◆ **Given information**
* * * *

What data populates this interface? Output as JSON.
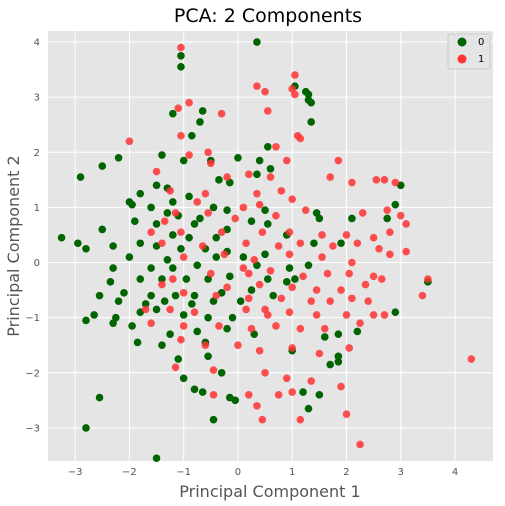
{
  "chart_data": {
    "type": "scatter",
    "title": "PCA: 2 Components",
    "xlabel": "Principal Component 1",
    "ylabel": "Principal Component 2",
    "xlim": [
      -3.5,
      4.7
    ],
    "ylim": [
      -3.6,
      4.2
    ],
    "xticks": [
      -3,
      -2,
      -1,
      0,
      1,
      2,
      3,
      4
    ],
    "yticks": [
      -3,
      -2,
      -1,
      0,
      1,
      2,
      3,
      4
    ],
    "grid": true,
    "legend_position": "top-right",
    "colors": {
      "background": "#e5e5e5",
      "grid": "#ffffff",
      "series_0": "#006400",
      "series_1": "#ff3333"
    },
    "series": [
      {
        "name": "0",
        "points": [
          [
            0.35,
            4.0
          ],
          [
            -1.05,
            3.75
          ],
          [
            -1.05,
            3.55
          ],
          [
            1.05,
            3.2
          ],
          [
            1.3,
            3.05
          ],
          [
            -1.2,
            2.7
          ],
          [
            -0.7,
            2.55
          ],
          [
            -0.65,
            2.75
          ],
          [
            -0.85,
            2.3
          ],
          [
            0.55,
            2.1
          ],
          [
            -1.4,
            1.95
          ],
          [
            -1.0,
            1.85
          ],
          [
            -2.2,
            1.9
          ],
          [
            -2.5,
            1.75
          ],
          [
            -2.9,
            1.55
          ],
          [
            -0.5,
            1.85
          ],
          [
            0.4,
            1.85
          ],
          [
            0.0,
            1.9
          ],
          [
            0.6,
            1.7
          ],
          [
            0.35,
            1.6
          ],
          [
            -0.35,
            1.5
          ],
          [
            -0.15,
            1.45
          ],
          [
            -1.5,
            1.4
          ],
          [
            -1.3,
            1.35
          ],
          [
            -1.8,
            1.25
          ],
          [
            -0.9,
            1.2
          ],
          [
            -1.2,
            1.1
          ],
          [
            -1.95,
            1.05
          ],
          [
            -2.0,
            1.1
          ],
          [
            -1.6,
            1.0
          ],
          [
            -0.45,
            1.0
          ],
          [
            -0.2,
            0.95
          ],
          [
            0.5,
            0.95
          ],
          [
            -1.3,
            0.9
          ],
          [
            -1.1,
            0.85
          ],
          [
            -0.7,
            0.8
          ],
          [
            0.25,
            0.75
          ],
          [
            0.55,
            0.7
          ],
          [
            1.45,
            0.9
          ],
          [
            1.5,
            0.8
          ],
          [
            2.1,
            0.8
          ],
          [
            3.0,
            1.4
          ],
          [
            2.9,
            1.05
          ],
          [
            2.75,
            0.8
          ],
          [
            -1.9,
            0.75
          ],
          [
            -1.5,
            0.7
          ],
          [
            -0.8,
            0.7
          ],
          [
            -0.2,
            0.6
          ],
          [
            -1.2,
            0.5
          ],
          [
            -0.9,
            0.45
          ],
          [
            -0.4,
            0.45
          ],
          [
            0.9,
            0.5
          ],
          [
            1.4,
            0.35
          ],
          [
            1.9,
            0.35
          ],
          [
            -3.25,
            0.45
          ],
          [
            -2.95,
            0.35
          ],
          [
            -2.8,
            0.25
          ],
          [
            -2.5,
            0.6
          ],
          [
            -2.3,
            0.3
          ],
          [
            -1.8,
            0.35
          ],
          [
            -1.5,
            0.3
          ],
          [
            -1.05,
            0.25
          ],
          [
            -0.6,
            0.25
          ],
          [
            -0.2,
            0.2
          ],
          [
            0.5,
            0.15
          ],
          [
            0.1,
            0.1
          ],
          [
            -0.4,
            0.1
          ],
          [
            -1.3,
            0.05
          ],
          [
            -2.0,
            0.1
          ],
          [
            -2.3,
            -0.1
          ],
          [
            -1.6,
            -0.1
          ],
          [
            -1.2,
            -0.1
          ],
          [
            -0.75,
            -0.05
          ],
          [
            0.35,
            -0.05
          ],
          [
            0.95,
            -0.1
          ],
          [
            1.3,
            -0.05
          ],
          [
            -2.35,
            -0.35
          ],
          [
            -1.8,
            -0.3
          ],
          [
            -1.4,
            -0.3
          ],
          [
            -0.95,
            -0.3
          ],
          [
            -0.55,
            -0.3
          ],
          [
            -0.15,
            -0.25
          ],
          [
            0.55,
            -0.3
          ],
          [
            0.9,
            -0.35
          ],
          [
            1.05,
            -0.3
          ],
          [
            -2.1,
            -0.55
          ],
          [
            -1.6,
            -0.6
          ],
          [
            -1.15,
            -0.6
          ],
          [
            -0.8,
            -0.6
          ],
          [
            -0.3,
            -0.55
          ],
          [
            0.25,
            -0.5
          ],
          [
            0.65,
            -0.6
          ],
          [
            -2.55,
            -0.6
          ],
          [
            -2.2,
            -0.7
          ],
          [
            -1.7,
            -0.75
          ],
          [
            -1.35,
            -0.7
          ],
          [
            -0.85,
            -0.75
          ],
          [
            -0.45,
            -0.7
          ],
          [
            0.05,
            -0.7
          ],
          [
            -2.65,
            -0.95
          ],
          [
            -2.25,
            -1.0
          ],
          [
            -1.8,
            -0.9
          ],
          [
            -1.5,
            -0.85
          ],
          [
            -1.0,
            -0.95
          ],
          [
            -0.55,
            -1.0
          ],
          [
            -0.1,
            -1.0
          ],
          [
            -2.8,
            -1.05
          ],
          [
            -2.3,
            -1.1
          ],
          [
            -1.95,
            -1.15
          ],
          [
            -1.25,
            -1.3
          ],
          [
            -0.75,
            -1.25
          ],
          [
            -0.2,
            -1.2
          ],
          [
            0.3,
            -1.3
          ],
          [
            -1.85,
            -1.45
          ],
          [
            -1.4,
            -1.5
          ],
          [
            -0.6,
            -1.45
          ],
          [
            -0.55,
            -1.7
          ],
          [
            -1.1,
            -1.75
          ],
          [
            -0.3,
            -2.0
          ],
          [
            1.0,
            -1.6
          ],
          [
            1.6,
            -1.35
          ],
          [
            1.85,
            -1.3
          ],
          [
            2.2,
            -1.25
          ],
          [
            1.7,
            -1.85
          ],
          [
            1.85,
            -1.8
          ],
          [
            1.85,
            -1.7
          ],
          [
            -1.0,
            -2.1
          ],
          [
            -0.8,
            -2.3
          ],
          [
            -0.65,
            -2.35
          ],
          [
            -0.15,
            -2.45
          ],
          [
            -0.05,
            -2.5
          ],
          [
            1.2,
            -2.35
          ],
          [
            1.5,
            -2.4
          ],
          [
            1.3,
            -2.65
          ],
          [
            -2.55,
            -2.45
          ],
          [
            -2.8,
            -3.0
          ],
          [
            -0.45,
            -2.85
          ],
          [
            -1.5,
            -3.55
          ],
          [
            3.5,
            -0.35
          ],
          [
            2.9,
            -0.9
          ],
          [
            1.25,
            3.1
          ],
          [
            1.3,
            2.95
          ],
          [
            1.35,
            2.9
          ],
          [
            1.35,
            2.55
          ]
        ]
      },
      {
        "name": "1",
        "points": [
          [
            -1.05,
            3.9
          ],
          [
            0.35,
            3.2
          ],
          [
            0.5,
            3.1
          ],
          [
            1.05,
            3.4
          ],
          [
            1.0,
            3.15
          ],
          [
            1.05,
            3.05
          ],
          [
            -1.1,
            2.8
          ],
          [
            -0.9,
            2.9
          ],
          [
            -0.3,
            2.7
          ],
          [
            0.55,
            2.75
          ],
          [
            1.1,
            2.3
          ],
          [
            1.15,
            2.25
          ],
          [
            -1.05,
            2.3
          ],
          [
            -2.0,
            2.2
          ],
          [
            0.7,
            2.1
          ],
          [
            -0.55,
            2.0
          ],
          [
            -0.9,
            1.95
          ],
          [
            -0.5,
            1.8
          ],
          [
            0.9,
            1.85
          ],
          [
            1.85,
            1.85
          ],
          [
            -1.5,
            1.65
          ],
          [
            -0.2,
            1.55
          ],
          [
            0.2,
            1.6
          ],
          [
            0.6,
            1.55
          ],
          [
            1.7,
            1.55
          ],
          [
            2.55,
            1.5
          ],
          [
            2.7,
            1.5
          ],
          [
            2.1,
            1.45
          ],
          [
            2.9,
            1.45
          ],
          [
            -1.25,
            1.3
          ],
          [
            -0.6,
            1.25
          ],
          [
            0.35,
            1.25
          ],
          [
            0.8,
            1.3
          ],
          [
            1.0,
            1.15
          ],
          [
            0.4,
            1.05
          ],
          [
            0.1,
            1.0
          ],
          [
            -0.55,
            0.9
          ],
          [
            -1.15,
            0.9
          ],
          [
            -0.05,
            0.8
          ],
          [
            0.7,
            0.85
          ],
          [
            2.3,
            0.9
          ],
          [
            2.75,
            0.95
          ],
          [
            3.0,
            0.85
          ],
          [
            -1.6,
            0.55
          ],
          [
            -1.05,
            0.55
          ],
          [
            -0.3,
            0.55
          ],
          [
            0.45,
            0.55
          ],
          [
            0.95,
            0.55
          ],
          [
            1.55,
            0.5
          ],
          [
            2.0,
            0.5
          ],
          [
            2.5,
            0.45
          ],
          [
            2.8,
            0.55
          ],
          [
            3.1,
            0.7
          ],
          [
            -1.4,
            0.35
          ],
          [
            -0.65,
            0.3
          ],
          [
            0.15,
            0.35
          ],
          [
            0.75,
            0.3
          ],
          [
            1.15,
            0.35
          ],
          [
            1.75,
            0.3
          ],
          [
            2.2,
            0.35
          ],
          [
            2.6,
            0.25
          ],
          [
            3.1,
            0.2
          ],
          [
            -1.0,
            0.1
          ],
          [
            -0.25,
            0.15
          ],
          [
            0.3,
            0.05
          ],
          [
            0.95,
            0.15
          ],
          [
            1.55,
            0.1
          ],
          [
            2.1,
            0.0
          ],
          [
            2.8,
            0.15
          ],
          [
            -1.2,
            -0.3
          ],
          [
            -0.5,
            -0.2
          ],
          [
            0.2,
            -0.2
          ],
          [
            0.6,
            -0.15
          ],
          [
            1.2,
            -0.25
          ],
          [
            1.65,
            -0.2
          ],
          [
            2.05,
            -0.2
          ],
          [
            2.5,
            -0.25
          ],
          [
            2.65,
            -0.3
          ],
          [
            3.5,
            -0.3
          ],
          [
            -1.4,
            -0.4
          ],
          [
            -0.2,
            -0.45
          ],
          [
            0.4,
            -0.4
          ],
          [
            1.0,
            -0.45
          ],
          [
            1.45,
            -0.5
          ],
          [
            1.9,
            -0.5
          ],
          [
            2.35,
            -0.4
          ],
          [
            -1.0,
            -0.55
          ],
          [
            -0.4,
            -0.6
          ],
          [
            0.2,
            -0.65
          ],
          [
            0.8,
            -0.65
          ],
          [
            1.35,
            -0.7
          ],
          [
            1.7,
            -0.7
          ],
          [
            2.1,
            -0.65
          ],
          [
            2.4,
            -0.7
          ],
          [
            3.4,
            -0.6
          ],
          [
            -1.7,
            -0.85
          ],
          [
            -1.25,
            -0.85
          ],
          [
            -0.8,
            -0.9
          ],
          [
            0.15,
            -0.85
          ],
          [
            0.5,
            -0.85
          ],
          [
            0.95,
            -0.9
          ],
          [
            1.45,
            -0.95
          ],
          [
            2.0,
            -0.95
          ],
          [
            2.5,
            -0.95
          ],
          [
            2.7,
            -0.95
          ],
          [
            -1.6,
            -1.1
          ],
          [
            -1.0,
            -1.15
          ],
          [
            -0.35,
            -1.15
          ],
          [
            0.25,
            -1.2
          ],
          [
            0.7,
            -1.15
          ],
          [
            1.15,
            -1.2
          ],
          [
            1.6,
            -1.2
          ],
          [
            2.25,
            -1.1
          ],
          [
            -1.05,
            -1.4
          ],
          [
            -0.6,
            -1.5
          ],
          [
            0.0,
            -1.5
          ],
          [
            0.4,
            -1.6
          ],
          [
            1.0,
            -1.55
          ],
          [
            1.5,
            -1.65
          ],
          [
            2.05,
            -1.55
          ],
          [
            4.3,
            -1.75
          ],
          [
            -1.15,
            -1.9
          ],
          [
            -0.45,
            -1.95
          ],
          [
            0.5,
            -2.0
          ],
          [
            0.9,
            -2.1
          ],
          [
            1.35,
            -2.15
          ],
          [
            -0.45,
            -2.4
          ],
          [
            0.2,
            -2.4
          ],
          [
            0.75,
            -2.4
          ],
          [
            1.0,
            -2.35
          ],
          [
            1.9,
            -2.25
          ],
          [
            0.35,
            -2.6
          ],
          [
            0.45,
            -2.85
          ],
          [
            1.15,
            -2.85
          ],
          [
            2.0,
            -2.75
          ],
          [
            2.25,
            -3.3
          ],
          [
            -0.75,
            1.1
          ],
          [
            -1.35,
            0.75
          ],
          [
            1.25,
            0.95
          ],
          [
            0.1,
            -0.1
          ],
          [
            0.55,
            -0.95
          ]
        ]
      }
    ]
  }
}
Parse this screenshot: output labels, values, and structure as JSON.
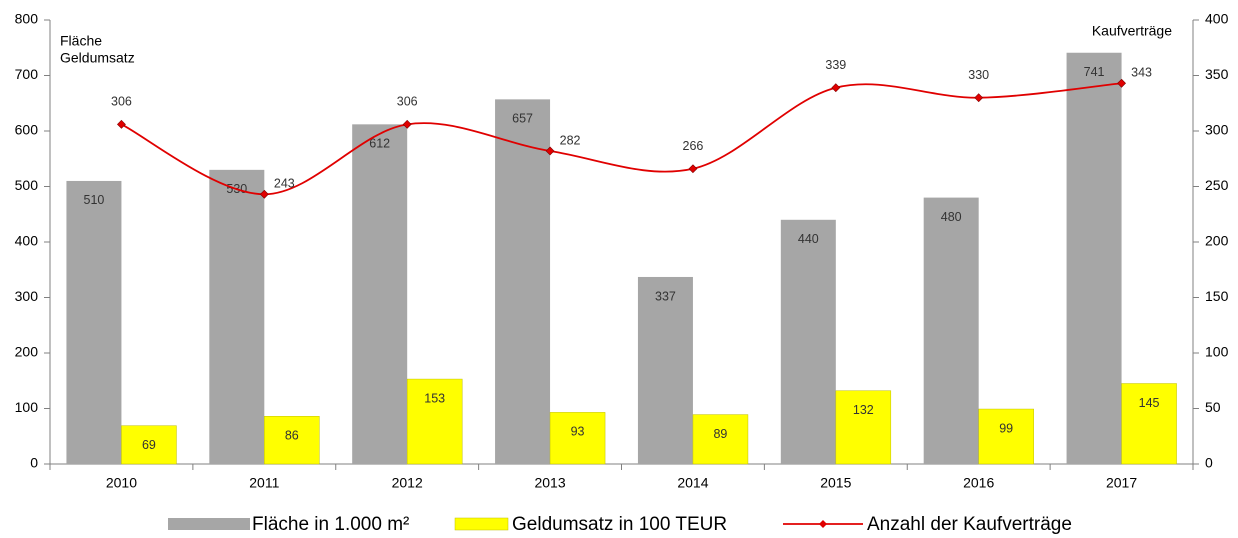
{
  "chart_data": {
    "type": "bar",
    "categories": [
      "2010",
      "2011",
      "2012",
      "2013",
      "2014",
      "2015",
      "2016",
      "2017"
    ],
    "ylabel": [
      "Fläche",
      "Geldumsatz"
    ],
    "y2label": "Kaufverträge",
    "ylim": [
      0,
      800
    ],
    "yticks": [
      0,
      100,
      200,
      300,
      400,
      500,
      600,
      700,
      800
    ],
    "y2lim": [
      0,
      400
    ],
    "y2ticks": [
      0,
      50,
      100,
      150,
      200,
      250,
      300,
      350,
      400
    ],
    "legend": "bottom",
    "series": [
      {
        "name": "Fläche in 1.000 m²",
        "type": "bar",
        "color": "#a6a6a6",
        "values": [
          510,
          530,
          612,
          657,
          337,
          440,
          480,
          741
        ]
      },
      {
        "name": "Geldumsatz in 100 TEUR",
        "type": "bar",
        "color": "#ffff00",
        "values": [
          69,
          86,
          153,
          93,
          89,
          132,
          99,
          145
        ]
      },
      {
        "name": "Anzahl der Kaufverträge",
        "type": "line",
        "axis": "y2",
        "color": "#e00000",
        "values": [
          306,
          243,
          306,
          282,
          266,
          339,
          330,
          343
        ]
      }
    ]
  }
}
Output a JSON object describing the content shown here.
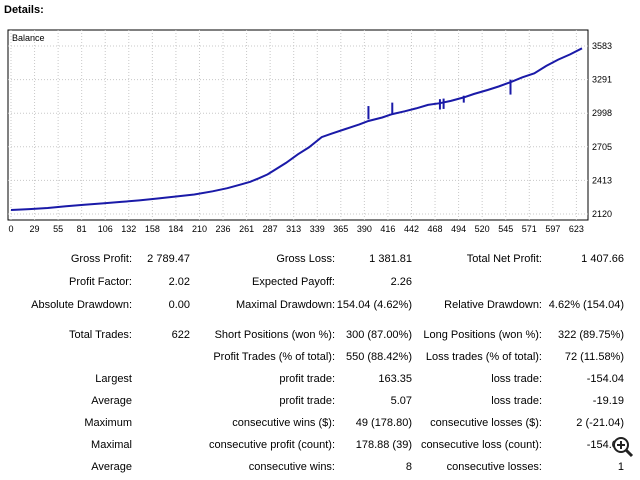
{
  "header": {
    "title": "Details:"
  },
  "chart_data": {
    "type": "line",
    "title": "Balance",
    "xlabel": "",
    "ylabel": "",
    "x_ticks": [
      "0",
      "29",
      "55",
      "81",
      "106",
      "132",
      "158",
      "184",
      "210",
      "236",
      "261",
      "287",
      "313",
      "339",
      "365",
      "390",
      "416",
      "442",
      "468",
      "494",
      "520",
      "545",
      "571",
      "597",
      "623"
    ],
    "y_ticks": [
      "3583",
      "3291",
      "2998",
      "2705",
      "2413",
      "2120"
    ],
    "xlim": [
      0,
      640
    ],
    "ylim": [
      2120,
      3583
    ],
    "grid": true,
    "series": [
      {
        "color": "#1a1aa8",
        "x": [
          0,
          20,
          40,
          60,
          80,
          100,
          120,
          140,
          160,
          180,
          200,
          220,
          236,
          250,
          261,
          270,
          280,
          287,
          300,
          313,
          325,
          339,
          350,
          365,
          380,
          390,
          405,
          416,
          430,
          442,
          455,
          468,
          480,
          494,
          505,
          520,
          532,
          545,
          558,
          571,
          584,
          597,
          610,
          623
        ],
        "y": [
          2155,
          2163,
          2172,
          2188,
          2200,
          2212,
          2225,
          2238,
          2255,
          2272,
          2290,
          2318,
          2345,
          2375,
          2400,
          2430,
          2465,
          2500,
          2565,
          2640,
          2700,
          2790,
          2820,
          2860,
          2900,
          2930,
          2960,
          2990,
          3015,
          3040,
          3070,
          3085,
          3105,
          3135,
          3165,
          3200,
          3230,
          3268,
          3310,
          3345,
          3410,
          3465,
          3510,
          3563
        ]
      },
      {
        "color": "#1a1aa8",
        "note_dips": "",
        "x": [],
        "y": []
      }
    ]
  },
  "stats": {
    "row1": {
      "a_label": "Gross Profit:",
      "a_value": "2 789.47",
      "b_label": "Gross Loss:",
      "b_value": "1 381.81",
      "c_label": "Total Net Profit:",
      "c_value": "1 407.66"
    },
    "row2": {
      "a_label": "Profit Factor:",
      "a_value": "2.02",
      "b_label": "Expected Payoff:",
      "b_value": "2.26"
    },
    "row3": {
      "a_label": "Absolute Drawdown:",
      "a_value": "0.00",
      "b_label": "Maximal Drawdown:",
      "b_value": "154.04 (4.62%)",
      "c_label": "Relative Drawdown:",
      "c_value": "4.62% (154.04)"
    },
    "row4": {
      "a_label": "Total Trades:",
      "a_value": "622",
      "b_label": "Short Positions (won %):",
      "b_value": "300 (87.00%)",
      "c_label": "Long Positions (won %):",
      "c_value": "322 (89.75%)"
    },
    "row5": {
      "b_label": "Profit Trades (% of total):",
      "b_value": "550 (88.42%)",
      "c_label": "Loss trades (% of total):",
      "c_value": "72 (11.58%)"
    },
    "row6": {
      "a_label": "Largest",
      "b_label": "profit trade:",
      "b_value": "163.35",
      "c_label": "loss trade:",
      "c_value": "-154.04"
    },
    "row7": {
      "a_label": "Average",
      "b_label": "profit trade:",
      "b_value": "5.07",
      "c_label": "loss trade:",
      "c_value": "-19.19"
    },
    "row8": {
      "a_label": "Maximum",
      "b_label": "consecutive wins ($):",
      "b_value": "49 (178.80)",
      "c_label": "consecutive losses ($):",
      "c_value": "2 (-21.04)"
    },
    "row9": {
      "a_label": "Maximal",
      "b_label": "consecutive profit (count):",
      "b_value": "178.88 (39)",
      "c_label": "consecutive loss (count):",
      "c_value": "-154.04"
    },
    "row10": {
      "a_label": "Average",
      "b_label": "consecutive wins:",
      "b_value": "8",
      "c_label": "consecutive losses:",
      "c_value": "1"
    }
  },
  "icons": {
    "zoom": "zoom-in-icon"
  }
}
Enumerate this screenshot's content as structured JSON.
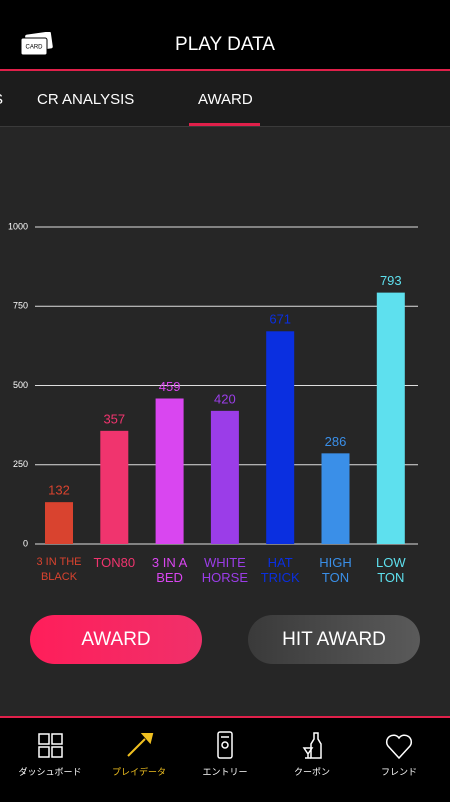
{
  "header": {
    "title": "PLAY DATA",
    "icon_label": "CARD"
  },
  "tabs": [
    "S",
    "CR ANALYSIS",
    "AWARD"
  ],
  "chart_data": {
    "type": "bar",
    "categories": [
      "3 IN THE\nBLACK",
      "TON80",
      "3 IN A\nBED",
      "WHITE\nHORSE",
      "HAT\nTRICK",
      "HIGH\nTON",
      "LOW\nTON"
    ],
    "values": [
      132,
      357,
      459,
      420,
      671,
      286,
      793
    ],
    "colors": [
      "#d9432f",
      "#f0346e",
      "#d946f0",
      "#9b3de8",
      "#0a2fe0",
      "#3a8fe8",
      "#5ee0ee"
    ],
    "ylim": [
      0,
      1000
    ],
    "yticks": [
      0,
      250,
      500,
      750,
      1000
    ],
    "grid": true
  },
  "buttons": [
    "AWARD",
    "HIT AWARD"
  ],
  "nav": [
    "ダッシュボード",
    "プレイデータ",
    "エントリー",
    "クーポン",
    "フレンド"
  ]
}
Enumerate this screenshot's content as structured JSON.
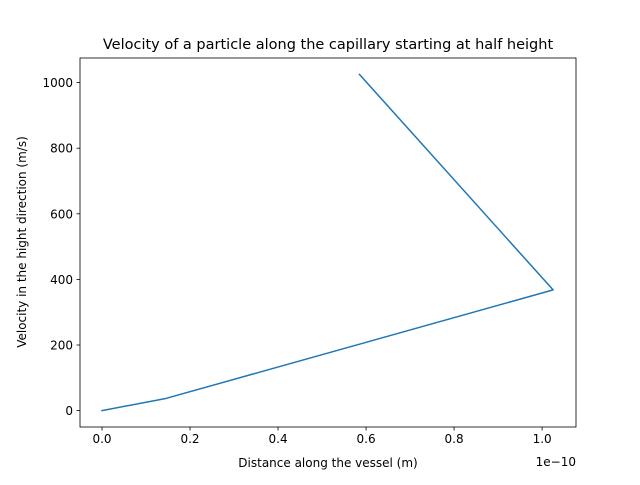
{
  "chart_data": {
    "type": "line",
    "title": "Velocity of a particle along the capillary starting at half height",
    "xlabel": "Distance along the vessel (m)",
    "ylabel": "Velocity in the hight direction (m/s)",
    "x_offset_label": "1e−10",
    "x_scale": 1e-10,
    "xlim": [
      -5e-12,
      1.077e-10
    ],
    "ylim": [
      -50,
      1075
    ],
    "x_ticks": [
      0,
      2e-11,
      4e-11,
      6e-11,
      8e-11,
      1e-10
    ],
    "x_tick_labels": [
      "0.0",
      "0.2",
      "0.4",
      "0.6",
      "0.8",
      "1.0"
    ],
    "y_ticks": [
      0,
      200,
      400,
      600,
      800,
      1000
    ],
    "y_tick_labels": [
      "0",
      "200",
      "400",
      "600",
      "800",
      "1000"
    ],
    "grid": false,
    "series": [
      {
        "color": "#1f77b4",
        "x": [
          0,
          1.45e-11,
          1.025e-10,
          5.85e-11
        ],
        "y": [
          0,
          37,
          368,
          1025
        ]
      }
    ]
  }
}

* * * *

Lines that hold "grid" are the ones to copy; find all of them.

◆ **Full solution**
    "grid": true,
      "grid": "#ffffff",
    "grid": true,
    "grid": true
    "grid": false,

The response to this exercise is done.